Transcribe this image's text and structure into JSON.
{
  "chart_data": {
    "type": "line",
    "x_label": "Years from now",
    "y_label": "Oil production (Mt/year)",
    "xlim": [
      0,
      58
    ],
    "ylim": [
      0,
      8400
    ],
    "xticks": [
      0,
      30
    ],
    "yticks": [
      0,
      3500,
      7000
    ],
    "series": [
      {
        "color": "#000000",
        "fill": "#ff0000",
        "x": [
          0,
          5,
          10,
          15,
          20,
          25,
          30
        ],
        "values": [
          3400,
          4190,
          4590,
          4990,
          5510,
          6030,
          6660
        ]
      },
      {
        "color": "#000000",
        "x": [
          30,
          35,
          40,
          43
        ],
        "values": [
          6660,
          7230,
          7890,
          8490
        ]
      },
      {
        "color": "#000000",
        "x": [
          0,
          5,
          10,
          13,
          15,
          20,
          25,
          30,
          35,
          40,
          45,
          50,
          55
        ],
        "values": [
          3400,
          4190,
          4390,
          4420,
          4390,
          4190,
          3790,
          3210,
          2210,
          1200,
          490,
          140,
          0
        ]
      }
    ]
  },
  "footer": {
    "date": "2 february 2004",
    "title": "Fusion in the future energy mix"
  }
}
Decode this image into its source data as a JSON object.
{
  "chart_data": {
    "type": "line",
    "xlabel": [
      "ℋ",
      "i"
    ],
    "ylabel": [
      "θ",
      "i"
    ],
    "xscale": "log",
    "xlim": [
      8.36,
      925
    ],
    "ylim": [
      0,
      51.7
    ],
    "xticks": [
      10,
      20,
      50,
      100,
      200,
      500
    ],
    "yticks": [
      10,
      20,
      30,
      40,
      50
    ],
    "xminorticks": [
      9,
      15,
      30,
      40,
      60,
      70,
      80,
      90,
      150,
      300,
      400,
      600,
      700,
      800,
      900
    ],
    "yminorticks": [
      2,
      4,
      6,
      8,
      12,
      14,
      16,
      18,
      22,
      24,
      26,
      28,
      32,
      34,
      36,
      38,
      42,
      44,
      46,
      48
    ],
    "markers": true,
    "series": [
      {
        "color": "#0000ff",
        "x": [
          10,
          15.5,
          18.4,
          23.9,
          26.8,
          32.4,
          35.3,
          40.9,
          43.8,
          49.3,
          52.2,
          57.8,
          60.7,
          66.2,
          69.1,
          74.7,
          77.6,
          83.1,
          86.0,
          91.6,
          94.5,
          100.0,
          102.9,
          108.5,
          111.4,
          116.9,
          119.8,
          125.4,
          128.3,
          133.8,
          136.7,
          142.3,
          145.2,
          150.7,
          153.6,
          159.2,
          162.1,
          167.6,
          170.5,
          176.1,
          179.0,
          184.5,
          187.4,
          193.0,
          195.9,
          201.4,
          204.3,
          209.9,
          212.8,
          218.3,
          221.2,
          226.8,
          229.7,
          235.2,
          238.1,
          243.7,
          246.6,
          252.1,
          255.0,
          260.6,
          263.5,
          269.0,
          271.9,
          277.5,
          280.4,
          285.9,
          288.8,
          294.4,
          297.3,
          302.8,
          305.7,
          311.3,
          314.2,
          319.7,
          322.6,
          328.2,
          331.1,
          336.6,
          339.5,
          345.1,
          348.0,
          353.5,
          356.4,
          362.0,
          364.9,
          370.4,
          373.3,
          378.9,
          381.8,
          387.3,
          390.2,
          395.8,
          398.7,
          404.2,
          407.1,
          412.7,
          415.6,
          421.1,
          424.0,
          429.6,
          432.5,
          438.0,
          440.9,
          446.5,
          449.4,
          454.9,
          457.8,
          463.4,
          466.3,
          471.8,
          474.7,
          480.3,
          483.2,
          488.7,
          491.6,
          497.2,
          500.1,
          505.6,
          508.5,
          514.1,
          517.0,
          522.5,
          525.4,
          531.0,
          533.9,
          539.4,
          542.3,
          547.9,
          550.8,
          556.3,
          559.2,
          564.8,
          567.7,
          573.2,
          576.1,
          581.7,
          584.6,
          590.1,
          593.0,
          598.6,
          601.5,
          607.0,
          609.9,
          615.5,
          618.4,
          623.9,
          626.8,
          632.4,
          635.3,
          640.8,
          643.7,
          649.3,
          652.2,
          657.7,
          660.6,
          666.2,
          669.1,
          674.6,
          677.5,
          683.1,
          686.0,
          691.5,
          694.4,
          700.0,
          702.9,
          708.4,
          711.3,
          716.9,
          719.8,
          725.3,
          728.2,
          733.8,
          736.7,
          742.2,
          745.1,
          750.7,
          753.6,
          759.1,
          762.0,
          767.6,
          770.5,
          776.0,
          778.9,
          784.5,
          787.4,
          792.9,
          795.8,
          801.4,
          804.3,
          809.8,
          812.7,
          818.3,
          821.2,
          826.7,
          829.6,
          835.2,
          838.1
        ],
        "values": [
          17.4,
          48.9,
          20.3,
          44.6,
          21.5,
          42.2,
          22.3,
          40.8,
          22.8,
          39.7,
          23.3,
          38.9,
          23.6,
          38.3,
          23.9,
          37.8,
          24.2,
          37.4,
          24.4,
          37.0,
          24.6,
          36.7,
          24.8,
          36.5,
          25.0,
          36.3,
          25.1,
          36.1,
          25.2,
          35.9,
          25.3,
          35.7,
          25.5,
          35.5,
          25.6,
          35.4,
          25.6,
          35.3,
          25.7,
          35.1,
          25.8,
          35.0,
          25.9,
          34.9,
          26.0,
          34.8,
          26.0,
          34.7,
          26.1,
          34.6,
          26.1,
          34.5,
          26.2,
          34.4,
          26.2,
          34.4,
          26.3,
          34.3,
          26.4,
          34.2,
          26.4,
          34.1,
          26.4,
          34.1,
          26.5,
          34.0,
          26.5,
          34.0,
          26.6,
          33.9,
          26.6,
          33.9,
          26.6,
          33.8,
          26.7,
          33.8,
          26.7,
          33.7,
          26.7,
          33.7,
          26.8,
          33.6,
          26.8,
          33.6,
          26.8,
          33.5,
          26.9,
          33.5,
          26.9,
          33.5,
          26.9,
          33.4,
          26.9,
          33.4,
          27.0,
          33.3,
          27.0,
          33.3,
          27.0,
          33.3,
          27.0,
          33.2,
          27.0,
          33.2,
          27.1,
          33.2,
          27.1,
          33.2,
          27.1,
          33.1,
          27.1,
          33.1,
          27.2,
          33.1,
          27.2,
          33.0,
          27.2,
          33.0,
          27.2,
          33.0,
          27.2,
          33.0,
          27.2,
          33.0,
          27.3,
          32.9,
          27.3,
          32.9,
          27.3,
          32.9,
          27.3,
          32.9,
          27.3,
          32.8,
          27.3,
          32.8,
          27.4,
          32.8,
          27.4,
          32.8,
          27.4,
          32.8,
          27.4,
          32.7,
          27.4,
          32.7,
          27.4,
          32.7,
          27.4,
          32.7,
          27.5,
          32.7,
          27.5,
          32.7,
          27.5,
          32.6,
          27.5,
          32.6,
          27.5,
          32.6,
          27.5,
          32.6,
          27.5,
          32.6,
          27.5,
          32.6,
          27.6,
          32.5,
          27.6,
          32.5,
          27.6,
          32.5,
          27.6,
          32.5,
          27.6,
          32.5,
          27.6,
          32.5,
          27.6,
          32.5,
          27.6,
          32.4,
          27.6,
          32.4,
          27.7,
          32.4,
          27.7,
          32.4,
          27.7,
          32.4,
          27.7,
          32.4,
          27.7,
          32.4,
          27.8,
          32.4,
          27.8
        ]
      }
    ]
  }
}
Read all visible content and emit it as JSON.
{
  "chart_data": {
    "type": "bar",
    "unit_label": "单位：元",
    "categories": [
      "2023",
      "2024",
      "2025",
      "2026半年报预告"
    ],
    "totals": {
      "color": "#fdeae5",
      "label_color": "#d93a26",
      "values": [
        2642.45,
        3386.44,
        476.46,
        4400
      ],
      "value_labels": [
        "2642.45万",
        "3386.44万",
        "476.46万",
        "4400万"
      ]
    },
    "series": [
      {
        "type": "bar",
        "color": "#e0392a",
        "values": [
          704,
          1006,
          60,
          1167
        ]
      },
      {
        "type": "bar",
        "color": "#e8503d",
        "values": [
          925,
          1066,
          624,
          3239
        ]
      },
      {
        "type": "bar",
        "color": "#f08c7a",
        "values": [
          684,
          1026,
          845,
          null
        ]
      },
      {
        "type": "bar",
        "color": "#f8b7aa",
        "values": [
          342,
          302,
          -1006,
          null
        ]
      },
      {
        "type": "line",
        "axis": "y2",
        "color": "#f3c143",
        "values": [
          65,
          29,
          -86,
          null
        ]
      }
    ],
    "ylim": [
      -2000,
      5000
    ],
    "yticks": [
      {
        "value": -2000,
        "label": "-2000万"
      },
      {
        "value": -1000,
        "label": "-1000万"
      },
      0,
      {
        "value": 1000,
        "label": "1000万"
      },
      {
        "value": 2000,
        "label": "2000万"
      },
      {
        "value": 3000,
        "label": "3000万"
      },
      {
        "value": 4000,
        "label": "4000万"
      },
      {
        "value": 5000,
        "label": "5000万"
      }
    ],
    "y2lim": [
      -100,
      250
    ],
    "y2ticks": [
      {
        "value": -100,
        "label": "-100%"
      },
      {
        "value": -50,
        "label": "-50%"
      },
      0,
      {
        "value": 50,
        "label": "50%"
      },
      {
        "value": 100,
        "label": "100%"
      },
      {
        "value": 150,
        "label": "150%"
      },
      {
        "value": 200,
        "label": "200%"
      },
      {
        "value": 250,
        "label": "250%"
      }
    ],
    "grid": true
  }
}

+++++

Pick out the lines containing the string "this" and show them.

Transcribe this image's text and structure into JSON.
Decode this image into its source data as a JSON object.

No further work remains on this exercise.